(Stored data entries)
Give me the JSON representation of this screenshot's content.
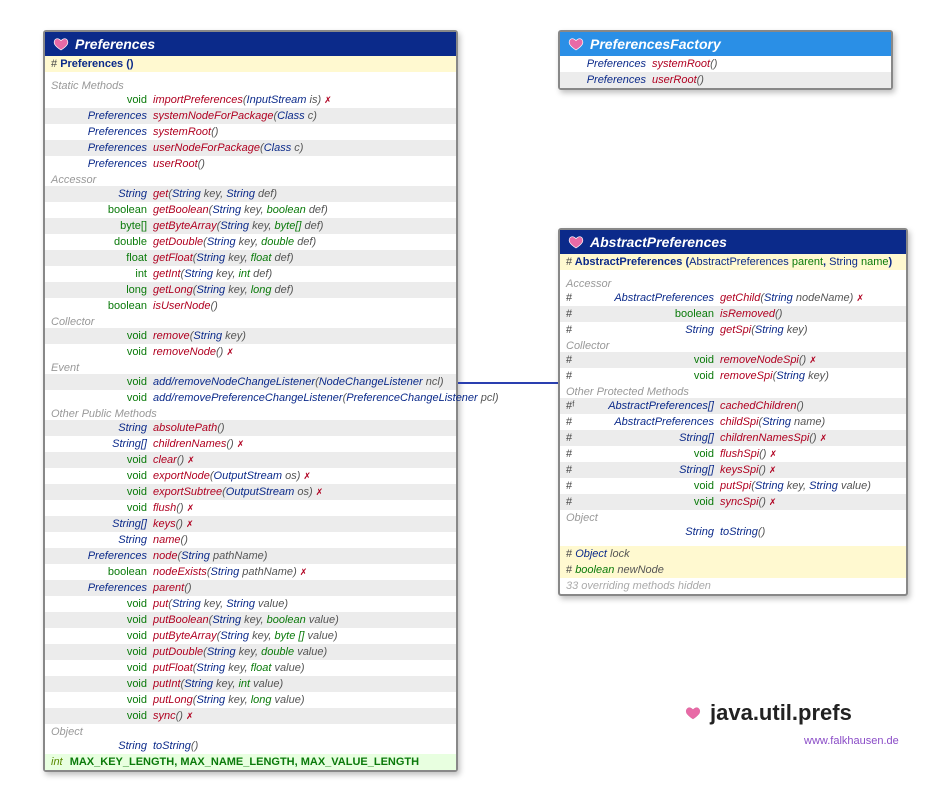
{
  "package": "java.util.prefs",
  "footer": "www.falkhausen.de",
  "preferences": {
    "title": "Preferences",
    "constructor": {
      "hash": "#",
      "name": "Preferences",
      "params": []
    },
    "sections": [
      {
        "label": "Static Methods",
        "methods": [
          {
            "ret": "void",
            "retkw": true,
            "name": "importPreferences",
            "params": [
              {
                "type": "InputStream",
                "name": "is"
              }
            ],
            "throws": true,
            "nameBlue": false
          },
          {
            "ret": "Preferences",
            "name": "systemNodeForPackage",
            "params": [
              {
                "type": "Class <?>",
                "name": "c"
              }
            ]
          },
          {
            "ret": "Preferences",
            "name": "systemRoot",
            "params": []
          },
          {
            "ret": "Preferences",
            "name": "userNodeForPackage",
            "params": [
              {
                "type": "Class<?>",
                "name": "c"
              }
            ]
          },
          {
            "ret": "Preferences",
            "name": "userRoot",
            "params": []
          }
        ]
      },
      {
        "label": "Accessor",
        "methods": [
          {
            "ret": "String",
            "name": "get",
            "params": [
              {
                "type": "String",
                "name": "key"
              },
              {
                "type": "String",
                "name": "def"
              }
            ]
          },
          {
            "ret": "boolean",
            "retkw": true,
            "name": "getBoolean",
            "params": [
              {
                "type": "String",
                "name": "key"
              },
              {
                "type": "boolean",
                "kw": true,
                "name": "def"
              }
            ]
          },
          {
            "ret": "byte[]",
            "retkw": true,
            "name": "getByteArray",
            "params": [
              {
                "type": "String",
                "name": "key"
              },
              {
                "type": "byte[]",
                "kw": true,
                "name": "def"
              }
            ]
          },
          {
            "ret": "double",
            "retkw": true,
            "name": "getDouble",
            "params": [
              {
                "type": "String",
                "name": "key"
              },
              {
                "type": "double",
                "kw": true,
                "name": "def"
              }
            ]
          },
          {
            "ret": "float",
            "retkw": true,
            "name": "getFloat",
            "params": [
              {
                "type": "String",
                "name": "key"
              },
              {
                "type": "float",
                "kw": true,
                "name": "def"
              }
            ]
          },
          {
            "ret": "int",
            "retkw": true,
            "name": "getInt",
            "params": [
              {
                "type": "String",
                "name": "key"
              },
              {
                "type": "int",
                "kw": true,
                "name": "def"
              }
            ]
          },
          {
            "ret": "long",
            "retkw": true,
            "name": "getLong",
            "params": [
              {
                "type": "String",
                "name": "key"
              },
              {
                "type": "long",
                "kw": true,
                "name": "def"
              }
            ]
          },
          {
            "ret": "boolean",
            "retkw": true,
            "name": "isUserNode",
            "params": []
          }
        ]
      },
      {
        "label": "Collector",
        "methods": [
          {
            "ret": "void",
            "retkw": true,
            "name": "remove",
            "params": [
              {
                "type": "String",
                "name": "key"
              }
            ]
          },
          {
            "ret": "void",
            "retkw": true,
            "name": "removeNode",
            "params": [],
            "throws": true
          }
        ]
      },
      {
        "label": "Event",
        "methods": [
          {
            "ret": "void",
            "retkw": true,
            "name": "add/removeNodeChangeListener",
            "nameBlue": true,
            "params": [
              {
                "type": "NodeChangeListener",
                "name": "ncl"
              }
            ]
          },
          {
            "ret": "void",
            "retkw": true,
            "name": "add/removePreferenceChangeListener",
            "nameBlue": true,
            "params": [
              {
                "type": "PreferenceChangeListener",
                "name": "pcl"
              }
            ]
          }
        ]
      },
      {
        "label": "Other Public Methods",
        "methods": [
          {
            "ret": "String",
            "name": "absolutePath",
            "params": []
          },
          {
            "ret": "String[]",
            "name": "childrenNames",
            "params": [],
            "throws": true
          },
          {
            "ret": "void",
            "retkw": true,
            "name": "clear",
            "params": [],
            "throws": true
          },
          {
            "ret": "void",
            "retkw": true,
            "name": "exportNode",
            "params": [
              {
                "type": "OutputStream",
                "name": "os"
              }
            ],
            "throws": true
          },
          {
            "ret": "void",
            "retkw": true,
            "name": "exportSubtree",
            "params": [
              {
                "type": "OutputStream",
                "name": "os"
              }
            ],
            "throws": true
          },
          {
            "ret": "void",
            "retkw": true,
            "name": "flush",
            "params": [],
            "throws": true
          },
          {
            "ret": "String[]",
            "name": "keys",
            "params": [],
            "throws": true
          },
          {
            "ret": "String",
            "name": "name",
            "params": []
          },
          {
            "ret": "Preferences",
            "name": "node",
            "params": [
              {
                "type": "String",
                "name": "pathName"
              }
            ]
          },
          {
            "ret": "boolean",
            "retkw": true,
            "name": "nodeExists",
            "params": [
              {
                "type": "String",
                "name": "pathName"
              }
            ],
            "throws": true
          },
          {
            "ret": "Preferences",
            "name": "parent",
            "params": []
          },
          {
            "ret": "void",
            "retkw": true,
            "name": "put",
            "params": [
              {
                "type": "String",
                "name": "key"
              },
              {
                "type": "String",
                "name": "value"
              }
            ]
          },
          {
            "ret": "void",
            "retkw": true,
            "name": "putBoolean",
            "params": [
              {
                "type": "String",
                "name": "key"
              },
              {
                "type": "boolean",
                "kw": true,
                "name": "value"
              }
            ]
          },
          {
            "ret": "void",
            "retkw": true,
            "name": "putByteArray",
            "params": [
              {
                "type": "String",
                "name": "key"
              },
              {
                "type": "byte []",
                "kw": true,
                "name": "value"
              }
            ]
          },
          {
            "ret": "void",
            "retkw": true,
            "name": "putDouble",
            "params": [
              {
                "type": "String",
                "name": "key"
              },
              {
                "type": "double",
                "kw": true,
                "name": "value"
              }
            ]
          },
          {
            "ret": "void",
            "retkw": true,
            "name": "putFloat",
            "params": [
              {
                "type": "String",
                "name": "key"
              },
              {
                "type": "float",
                "kw": true,
                "name": "value"
              }
            ]
          },
          {
            "ret": "void",
            "retkw": true,
            "name": "putInt",
            "params": [
              {
                "type": "String",
                "name": "key"
              },
              {
                "type": "int",
                "kw": true,
                "name": "value"
              }
            ]
          },
          {
            "ret": "void",
            "retkw": true,
            "name": "putLong",
            "params": [
              {
                "type": "String",
                "name": "key"
              },
              {
                "type": "long",
                "kw": true,
                "name": "value"
              }
            ]
          },
          {
            "ret": "void",
            "retkw": true,
            "name": "sync",
            "params": [],
            "throws": true
          }
        ]
      },
      {
        "label": "Object",
        "methods": [
          {
            "ret": "String",
            "name": "toString",
            "nameBlue": true,
            "params": []
          }
        ]
      }
    ],
    "constants": {
      "type": "int",
      "names": "MAX_KEY_LENGTH, MAX_NAME_LENGTH, MAX_VALUE_LENGTH"
    }
  },
  "prefsFactory": {
    "title": "PreferencesFactory",
    "methods": [
      {
        "ret": "Preferences",
        "name": "systemRoot",
        "params": []
      },
      {
        "ret": "Preferences",
        "name": "userRoot",
        "params": []
      }
    ]
  },
  "abstractPrefs": {
    "title": "AbstractPreferences",
    "constructor": {
      "hash": "#",
      "name": "AbstractPreferences",
      "params": [
        {
          "type": "AbstractPreferences",
          "name": "parent"
        },
        {
          "type": "String",
          "name": "name"
        }
      ]
    },
    "sections": [
      {
        "label": "Accessor",
        "methods": [
          {
            "vis": "#",
            "ret": "AbstractPreferences",
            "name": "getChild",
            "params": [
              {
                "type": "String",
                "name": "nodeName"
              }
            ],
            "throws": true
          },
          {
            "vis": "#",
            "ret": "boolean",
            "retkw": true,
            "name": "isRemoved",
            "params": []
          },
          {
            "vis": "#",
            "ret": "String",
            "name": "getSpi",
            "params": [
              {
                "type": "String",
                "name": "key"
              }
            ]
          }
        ]
      },
      {
        "label": "Collector",
        "methods": [
          {
            "vis": "#",
            "ret": "void",
            "retkw": true,
            "name": "removeNodeSpi",
            "params": [],
            "throws": true
          },
          {
            "vis": "#",
            "ret": "void",
            "retkw": true,
            "name": "removeSpi",
            "params": [
              {
                "type": "String",
                "name": "key"
              }
            ]
          }
        ]
      },
      {
        "label": "Other Protected Methods",
        "methods": [
          {
            "vis": "#ᶠ",
            "ret": "AbstractPreferences[]",
            "name": "cachedChildren",
            "params": []
          },
          {
            "vis": "#",
            "ret": "AbstractPreferences",
            "name": "childSpi",
            "params": [
              {
                "type": "String",
                "name": "name"
              }
            ]
          },
          {
            "vis": "#",
            "ret": "String[]",
            "name": "childrenNamesSpi",
            "params": [],
            "throws": true
          },
          {
            "vis": "#",
            "ret": "void",
            "retkw": true,
            "name": "flushSpi",
            "params": [],
            "throws": true
          },
          {
            "vis": "#",
            "ret": "String[]",
            "name": "keysSpi",
            "params": [],
            "throws": true
          },
          {
            "vis": "#",
            "ret": "void",
            "retkw": true,
            "name": "putSpi",
            "params": [
              {
                "type": "String",
                "name": "key"
              },
              {
                "type": "String",
                "name": "value"
              }
            ]
          },
          {
            "vis": "#",
            "ret": "void",
            "retkw": true,
            "name": "syncSpi",
            "params": [],
            "throws": true
          }
        ]
      },
      {
        "label": "Object",
        "methods": [
          {
            "ret": "String",
            "name": "toString",
            "nameBlue": true,
            "params": []
          }
        ]
      }
    ],
    "fields": [
      {
        "hash": "#",
        "type": "Object",
        "name": "lock"
      },
      {
        "hash": "#",
        "type": "boolean",
        "kw": true,
        "name": "newNode"
      }
    ],
    "note": "33 overriding methods hidden"
  }
}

▸ **REQUEST**:
In the records above, locate each line with the word "Other". Copy all such lines.

▸ **COMPLETE ANSWER**:
        "label": "Other Public Methods",
        "label": "Other Protected Methods",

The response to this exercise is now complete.